WHAT TO PRODUCE ::
Only the lines holding the string "Diversity" are needed. Copy each one.

— BEGIN DATA PROVIDED —

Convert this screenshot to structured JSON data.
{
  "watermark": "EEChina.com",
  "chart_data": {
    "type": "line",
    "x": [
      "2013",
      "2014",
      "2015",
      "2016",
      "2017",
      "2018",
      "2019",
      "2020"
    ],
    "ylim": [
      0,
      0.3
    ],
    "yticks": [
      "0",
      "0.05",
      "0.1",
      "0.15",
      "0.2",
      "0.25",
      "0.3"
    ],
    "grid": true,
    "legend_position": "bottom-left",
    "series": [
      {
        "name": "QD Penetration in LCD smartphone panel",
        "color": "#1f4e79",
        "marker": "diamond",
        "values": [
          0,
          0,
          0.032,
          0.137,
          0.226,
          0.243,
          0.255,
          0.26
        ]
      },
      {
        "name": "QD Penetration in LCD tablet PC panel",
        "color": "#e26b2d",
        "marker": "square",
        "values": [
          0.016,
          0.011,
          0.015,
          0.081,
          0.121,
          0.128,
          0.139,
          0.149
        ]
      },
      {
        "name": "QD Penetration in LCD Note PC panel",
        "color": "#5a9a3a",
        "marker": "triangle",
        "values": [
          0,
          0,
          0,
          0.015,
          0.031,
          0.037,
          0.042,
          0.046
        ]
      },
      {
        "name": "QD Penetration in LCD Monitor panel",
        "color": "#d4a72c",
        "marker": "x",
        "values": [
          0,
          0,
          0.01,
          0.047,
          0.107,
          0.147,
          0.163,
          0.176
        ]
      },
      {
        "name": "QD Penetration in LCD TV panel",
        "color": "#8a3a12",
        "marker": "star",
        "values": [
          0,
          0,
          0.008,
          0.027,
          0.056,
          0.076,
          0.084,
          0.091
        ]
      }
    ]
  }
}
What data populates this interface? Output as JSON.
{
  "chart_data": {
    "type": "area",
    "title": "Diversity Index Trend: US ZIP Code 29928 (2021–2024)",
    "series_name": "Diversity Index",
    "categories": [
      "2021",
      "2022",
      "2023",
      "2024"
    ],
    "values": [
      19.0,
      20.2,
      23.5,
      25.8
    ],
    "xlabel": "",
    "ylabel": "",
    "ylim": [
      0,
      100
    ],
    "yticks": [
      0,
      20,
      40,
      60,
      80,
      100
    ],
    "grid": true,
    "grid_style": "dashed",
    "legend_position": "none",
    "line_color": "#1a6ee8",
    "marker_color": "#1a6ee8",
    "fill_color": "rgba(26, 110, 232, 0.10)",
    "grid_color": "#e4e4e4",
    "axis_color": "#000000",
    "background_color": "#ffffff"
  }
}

— END DATA PROVIDED —

RESPONSE BELOW ::
    "title": "Diversity Index Trend: US ZIP Code 29928 (2021–2024)",
    "series_name": "Diversity Index",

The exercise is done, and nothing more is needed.